Data extract
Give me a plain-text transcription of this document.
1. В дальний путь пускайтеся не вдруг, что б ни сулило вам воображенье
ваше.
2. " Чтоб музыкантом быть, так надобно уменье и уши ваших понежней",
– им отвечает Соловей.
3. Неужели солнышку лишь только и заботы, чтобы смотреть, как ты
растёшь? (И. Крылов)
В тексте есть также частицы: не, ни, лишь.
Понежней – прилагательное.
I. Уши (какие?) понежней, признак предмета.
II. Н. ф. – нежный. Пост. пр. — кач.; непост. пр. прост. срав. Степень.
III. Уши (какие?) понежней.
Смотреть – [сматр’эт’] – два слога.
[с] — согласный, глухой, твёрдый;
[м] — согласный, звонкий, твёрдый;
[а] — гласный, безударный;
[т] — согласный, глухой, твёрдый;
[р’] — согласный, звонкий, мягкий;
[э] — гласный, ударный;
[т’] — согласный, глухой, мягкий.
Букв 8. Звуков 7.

Do this
Repeat each record exactly, leaving nothing out.

Task answer
Give me a plain-text transcription of this document.
1. В дальний путь пускайтеся не вдруг, что б ни сулило вам воображенье
ваше.
2. " Чтоб музыкантом быть, так надобно уменье и уши ваших понежней",
– им отвечает Соловей.
3. Неужели солнышку лишь только и заботы, чтобы смотреть, как ты
растёшь? (И. Крылов)
В тексте есть также частицы: не, ни, лишь.
Понежней – прилагательное.
I. Уши (какие?) понежней, признак предмета.
II. Н. ф. – нежный. Пост. пр. — кач.; непост. пр. прост. срав. Степень.
III. Уши (какие?) понежней.
Смотреть – [сматр’эт’] – два слога.
[с] — согласный, глухой, твёрдый;
[м] — согласный, звонкий, твёрдый;
[а] — гласный, безударный;
[т] — согласный, глухой, твёрдый;
[р’] — согласный, звонкий, мягкий;
[э] — гласный, ударный;
[т’] — согласный, глухой, мягкий.
Букв 8. Звуков 7.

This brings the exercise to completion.